* [DO THIS]
Repeat the records below exactly, leaving out any pictures.

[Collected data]
########
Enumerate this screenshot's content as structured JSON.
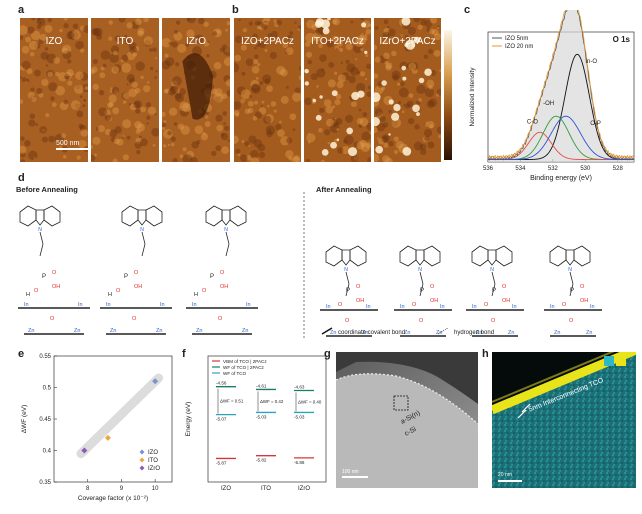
{
  "panel_labels": {
    "a": "a",
    "b": "b",
    "c": "c",
    "d": "d",
    "e": "e",
    "f": "f",
    "g": "g",
    "h": "h"
  },
  "afm_a": {
    "images": [
      "IZO",
      "ITO",
      "IZrO"
    ],
    "scalebar": "500 nm"
  },
  "afm_b": {
    "images": [
      "IZO+2PACz",
      "ITO+2PACz",
      "IZrO+2PACz"
    ],
    "colorbar_top": "",
    "colorbar_bottom": ""
  },
  "panel_d": {
    "before_title": "Before Annealing",
    "after_title": "After Annealing",
    "legend_coord": "coordinate covalent bond",
    "legend_hbond": "hydrogen bond",
    "atoms": {
      "in": "In",
      "zn": "Zn",
      "o": "O",
      "oh": "OH",
      "h": "H",
      "p": "P",
      "n": "N"
    }
  },
  "panel_g": {
    "label_asi": "a-Si(n)",
    "label_csi": "c-Si",
    "scalebar": "100 nm"
  },
  "panel_h": {
    "annotation": "~ 5nm Interconnecting TCO",
    "scalebar": "20 nm"
  },
  "chart_data": [
    {
      "type": "line",
      "panel": "c",
      "title": "O 1s",
      "xlabel": "Binding energy (eV)",
      "ylabel": "Normalized Intensity",
      "xlim": [
        536,
        527
      ],
      "xticks": [
        536,
        534,
        532,
        530,
        528
      ],
      "legend": [
        "IZO 5nm",
        "IZO 20 nm"
      ],
      "legend_colors": [
        "#555555",
        "#e8962e"
      ],
      "peak_labels": [
        "In-O",
        "-OH",
        "C-O",
        "O-P"
      ],
      "components": [
        {
          "name": "In-O",
          "center": 530.5,
          "width": 0.75,
          "amp": 0.85,
          "color": "#111111"
        },
        {
          "name": "-OH",
          "center": 531.8,
          "width": 0.8,
          "amp": 0.35,
          "color": "#2f9e3a"
        },
        {
          "name": "C-O",
          "center": 532.8,
          "width": 0.7,
          "amp": 0.22,
          "color": "#e24c4c"
        },
        {
          "name": "O-P",
          "center": 531.2,
          "width": 0.9,
          "amp": 0.35,
          "color": "#2b55d6"
        }
      ]
    },
    {
      "type": "scatter",
      "panel": "e",
      "xlabel": "Coverage factor (x 10⁻²)",
      "ylabel": "ΔWF (eV)",
      "xlim": [
        7,
        10.5
      ],
      "ylim": [
        0.35,
        0.55
      ],
      "xticks": [
        8,
        9,
        10
      ],
      "yticks": [
        0.35,
        0.4,
        0.45,
        0.5,
        0.55
      ],
      "series": [
        {
          "name": "IZO",
          "x": [
            10
          ],
          "y": [
            0.51
          ],
          "color": "#7a93d4"
        },
        {
          "name": "ITO",
          "x": [
            8.6
          ],
          "y": [
            0.42
          ],
          "color": "#f0a545"
        },
        {
          "name": "IZrO",
          "x": [
            7.9
          ],
          "y": [
            0.4
          ],
          "color": "#8b5bb5"
        }
      ]
    },
    {
      "type": "bar",
      "panel": "f",
      "ylabel": "Energy (eV)",
      "categories": [
        "IZO",
        "ITO",
        "IZrO"
      ],
      "legend": [
        "VBM of TCO | 2PACz",
        "WF of TCO | 2PACz",
        "WF of TCO"
      ],
      "legend_colors": [
        "#d9343a",
        "#1a7b6b",
        "#2aa2c2"
      ],
      "vbm": [
        -5.87,
        -5.82,
        -5.86
      ],
      "wf_pacz": [
        -4.56,
        -4.61,
        -4.63
      ],
      "wf": [
        -5.07,
        -5.03,
        -5.03
      ],
      "dwf": [
        "ΔWF = 0.51",
        "ΔWF = 0.42",
        "ΔWF = 0.40"
      ],
      "ylim": [
        -6.3,
        -4.0
      ]
    }
  ]
}
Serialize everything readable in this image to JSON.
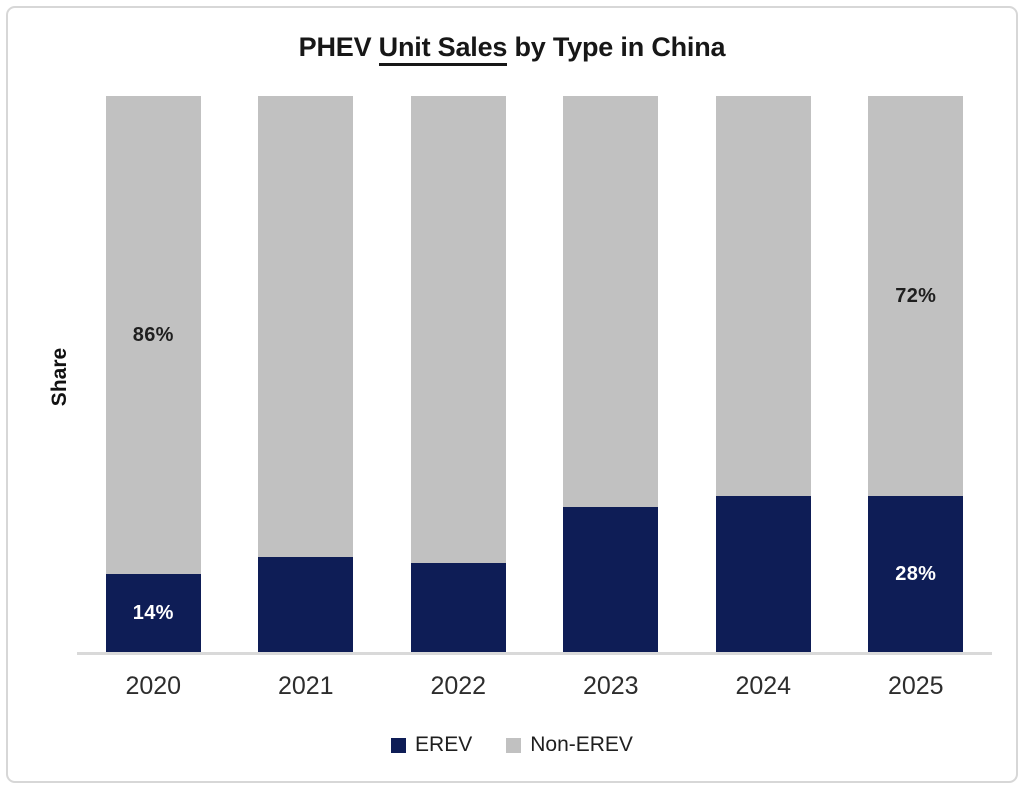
########
* [FINISHED EXERCISE]
Enumerate this screenshot's content as structured JSON.
{
  "panel_labels": {
    "a": "a",
    "b": "b",
    "c": "c",
    "d": "d",
    "e": "e",
    "f": "f",
    "g": "g",
    "h": "h"
  },
  "afm_a": {
    "images": [
      "IZO",
      "ITO",
      "IZrO"
    ],
    "scalebar": "500 nm"
  },
  "afm_b": {
    "images": [
      "IZO+2PACz",
      "ITO+2PACz",
      "IZrO+2PACz"
    ],
    "colorbar_top": "",
    "colorbar_bottom": ""
  },
  "panel_d": {
    "before_title": "Before Annealing",
    "after_title": "After Annealing",
    "legend_coord": "coordinate covalent bond",
    "legend_hbond": "hydrogen bond",
    "atoms": {
      "in": "In",
      "zn": "Zn",
      "o": "O",
      "oh": "OH",
      "h": "H",
      "p": "P",
      "n": "N"
    }
  },
  "panel_g": {
    "label_asi": "a-Si(n)",
    "label_csi": "c-Si",
    "scalebar": "100 nm"
  },
  "panel_h": {
    "annotation": "~ 5nm Interconnecting TCO",
    "scalebar": "20 nm"
  },
  "chart_data": [
    {
      "type": "line",
      "panel": "c",
      "title": "O 1s",
      "xlabel": "Binding energy (eV)",
      "ylabel": "Normalized Intensity",
      "xlim": [
        536,
        527
      ],
      "xticks": [
        536,
        534,
        532,
        530,
        528
      ],
      "legend": [
        "IZO 5nm",
        "IZO 20 nm"
      ],
      "legend_colors": [
        "#555555",
        "#e8962e"
      ],
      "peak_labels": [
        "In-O",
        "-OH",
        "C-O",
        "O-P"
      ],
      "components": [
        {
          "name": "In-O",
          "center": 530.5,
          "width": 0.75,
          "amp": 0.85,
          "color": "#111111"
        },
        {
          "name": "-OH",
          "center": 531.8,
          "width": 0.8,
          "amp": 0.35,
          "color": "#2f9e3a"
        },
        {
          "name": "C-O",
          "center": 532.8,
          "width": 0.7,
          "amp": 0.22,
          "color": "#e24c4c"
        },
        {
          "name": "O-P",
          "center": 531.2,
          "width": 0.9,
          "amp": 0.35,
          "color": "#2b55d6"
        }
      ]
    },
    {
      "type": "scatter",
      "panel": "e",
      "xlabel": "Coverage factor (x 10⁻²)",
      "ylabel": "ΔWF (eV)",
      "xlim": [
        7,
        10.5
      ],
      "ylim": [
        0.35,
        0.55
      ],
      "xticks": [
        8,
        9,
        10
      ],
      "yticks": [
        0.35,
        0.4,
        0.45,
        0.5,
        0.55
      ],
      "series": [
        {
          "name": "IZO",
          "x": [
            10
          ],
          "y": [
            0.51
          ],
          "color": "#7a93d4"
        },
        {
          "name": "ITO",
          "x": [
            8.6
          ],
          "y": [
            0.42
          ],
          "color": "#f0a545"
        },
        {
          "name": "IZrO",
          "x": [
            7.9
          ],
          "y": [
            0.4
          ],
          "color": "#8b5bb5"
        }
      ]
    },
    {
      "type": "bar",
      "panel": "f",
      "ylabel": "Energy (eV)",
      "categories": [
        "IZO",
        "ITO",
        "IZrO"
      ],
      "legend": [
        "VBM of TCO | 2PACz",
        "WF of TCO | 2PACz",
        "WF of TCO"
      ],
      "legend_colors": [
        "#d9343a",
        "#1a7b6b",
        "#2aa2c2"
      ],
      "vbm": [
        -5.87,
        -5.82,
        -5.86
      ],
      "wf_pacz": [
        -4.56,
        -4.61,
        -4.63
      ],
      "wf": [
        -5.07,
        -5.03,
        -5.03
      ],
      "dwf": [
        "ΔWF = 0.51",
        "ΔWF = 0.42",
        "ΔWF = 0.40"
      ],
      "ylim": [
        -6.3,
        -4.0
      ]
    }
  ]
}
Serialize everything readable in this image to JSON.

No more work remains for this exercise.